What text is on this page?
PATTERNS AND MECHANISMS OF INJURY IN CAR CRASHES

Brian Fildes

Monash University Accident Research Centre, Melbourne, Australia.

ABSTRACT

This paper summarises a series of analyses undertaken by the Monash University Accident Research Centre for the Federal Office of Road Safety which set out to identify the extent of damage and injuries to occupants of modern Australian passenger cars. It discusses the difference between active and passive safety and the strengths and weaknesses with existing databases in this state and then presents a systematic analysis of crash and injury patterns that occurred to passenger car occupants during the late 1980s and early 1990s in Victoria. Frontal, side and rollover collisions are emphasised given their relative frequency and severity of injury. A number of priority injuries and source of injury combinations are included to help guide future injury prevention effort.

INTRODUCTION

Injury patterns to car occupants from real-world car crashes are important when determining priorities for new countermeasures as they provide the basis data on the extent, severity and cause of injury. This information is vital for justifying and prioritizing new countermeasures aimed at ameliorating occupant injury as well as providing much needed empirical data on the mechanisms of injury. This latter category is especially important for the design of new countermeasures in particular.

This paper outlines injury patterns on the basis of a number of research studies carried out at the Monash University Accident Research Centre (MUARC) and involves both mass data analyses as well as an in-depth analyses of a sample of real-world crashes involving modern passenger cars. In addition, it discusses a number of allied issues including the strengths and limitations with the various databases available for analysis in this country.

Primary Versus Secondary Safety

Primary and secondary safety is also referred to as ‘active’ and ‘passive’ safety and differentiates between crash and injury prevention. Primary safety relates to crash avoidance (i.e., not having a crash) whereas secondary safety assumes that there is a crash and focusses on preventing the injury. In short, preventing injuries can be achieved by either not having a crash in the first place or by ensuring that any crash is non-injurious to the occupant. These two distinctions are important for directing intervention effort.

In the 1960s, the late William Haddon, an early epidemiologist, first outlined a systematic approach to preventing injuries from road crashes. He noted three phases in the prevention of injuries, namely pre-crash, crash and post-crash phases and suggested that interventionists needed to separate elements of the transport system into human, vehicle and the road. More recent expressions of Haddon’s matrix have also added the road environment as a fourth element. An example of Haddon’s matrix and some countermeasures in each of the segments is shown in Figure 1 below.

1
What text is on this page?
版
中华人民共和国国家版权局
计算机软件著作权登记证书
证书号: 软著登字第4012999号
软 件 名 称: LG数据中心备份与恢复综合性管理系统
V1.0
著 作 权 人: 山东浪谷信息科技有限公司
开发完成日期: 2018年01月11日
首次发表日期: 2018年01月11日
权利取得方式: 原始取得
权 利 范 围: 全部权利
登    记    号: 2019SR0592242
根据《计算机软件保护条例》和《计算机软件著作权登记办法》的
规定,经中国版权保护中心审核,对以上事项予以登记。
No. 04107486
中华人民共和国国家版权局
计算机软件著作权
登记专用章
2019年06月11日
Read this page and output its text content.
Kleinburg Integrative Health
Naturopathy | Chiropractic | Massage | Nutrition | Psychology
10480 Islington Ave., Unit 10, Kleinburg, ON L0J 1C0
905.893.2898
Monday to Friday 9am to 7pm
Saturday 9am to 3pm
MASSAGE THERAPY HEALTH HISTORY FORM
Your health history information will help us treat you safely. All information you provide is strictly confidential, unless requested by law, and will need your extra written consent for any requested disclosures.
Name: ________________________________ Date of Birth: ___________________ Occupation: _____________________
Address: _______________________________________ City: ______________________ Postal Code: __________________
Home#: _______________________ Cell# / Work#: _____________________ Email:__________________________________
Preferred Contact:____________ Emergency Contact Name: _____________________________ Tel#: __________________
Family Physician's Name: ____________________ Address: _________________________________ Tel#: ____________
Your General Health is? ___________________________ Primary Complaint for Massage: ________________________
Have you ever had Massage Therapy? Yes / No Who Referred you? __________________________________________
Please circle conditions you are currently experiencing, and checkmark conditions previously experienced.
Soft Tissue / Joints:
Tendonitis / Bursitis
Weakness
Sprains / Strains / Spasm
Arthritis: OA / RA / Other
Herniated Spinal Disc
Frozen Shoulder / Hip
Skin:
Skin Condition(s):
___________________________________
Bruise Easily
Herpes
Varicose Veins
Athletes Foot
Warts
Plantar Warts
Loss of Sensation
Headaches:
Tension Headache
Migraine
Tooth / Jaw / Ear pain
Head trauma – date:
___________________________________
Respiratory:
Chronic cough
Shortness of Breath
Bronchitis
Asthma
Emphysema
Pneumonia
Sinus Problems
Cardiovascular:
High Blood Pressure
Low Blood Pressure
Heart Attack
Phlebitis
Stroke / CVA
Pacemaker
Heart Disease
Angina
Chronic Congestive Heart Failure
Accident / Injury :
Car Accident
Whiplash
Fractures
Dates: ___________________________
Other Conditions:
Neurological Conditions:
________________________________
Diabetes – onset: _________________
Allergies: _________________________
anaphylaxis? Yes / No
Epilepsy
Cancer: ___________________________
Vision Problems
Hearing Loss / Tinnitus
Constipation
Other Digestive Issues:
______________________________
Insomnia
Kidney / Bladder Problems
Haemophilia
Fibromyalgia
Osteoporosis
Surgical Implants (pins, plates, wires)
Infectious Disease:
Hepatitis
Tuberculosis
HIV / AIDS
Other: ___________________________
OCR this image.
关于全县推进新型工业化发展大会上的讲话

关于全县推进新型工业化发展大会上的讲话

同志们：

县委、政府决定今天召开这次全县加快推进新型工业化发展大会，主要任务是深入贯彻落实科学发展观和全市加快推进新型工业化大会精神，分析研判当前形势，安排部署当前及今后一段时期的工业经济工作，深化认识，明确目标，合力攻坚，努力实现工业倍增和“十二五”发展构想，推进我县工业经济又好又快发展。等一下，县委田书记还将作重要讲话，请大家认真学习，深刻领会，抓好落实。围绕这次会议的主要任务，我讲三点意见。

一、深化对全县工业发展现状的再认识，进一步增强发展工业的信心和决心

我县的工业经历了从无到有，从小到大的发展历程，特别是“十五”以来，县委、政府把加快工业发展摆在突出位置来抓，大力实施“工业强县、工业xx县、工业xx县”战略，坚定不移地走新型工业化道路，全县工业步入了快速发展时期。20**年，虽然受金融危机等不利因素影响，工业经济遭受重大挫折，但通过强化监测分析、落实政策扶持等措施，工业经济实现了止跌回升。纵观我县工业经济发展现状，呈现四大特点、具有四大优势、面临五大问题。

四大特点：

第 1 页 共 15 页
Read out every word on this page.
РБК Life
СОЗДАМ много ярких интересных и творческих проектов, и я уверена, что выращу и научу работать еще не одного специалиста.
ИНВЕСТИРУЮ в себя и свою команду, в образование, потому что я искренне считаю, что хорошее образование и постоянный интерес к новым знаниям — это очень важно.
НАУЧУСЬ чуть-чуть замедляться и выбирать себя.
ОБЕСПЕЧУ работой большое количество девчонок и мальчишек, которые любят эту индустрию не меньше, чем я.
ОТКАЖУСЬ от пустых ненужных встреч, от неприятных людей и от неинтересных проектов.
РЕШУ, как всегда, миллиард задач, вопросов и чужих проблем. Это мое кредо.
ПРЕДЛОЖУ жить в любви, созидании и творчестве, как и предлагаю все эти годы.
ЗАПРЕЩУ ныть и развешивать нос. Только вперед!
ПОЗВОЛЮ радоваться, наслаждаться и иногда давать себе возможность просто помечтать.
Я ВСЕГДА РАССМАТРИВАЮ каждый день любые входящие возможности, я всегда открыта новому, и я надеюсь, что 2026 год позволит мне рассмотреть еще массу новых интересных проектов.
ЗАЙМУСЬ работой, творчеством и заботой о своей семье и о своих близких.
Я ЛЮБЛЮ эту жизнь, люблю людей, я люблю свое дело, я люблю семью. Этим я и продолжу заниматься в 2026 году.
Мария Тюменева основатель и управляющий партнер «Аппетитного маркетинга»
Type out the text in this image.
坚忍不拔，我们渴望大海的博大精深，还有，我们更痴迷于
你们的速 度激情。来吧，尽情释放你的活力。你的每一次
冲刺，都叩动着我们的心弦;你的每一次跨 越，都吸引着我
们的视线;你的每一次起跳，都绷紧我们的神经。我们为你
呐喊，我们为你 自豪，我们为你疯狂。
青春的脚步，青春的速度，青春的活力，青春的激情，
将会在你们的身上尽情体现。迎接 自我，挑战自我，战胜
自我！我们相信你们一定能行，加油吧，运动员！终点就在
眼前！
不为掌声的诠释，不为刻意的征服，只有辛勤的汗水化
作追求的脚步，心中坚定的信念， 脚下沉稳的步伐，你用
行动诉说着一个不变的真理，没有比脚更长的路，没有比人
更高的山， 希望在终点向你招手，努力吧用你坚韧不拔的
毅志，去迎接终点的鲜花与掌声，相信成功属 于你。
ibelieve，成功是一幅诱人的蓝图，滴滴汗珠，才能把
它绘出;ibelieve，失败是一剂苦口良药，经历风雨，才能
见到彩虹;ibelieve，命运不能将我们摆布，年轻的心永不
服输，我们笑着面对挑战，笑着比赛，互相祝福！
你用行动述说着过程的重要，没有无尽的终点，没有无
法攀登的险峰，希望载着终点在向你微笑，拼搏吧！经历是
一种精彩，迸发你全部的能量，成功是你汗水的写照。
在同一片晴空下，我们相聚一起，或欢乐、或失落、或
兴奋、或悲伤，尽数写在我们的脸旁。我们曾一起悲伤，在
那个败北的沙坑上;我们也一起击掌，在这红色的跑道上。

•••

Written problem:
Among the records above, find each line holding the string "passenger" and pull it out.

Response to the task:
This paper summarises a series of analyses undertaken by the Monash University Accident Research Centre for the Federal Office of Road Safety which set out to identify the extent of damage and injuries to occupants of modern Australian passenger cars. It discusses the difference between active and passive safety and the strengths and weaknesses with existing databases in this state and then presents a systematic analysis of crash and injury patterns that occurred to passenger car occupants during the late 1980s and early 1990s in Victoria. Frontal, side and rollover collisions are emphasised given their relative frequency and severity of injury. A number of priority injuries and source of injury combinations are included to help guide future injury prevention effort.
This paper outlines injury patterns on the basis of a number of research studies carried out at the Monash University Accident Research Centre (MUARC) and involves both mass data analyses as well as an in-depth analyses of a sample of real-world crashes involving modern passenger cars. In addition, it discusses a number of allied issues including the strengths and limitations with the various databases available for analysis in this country.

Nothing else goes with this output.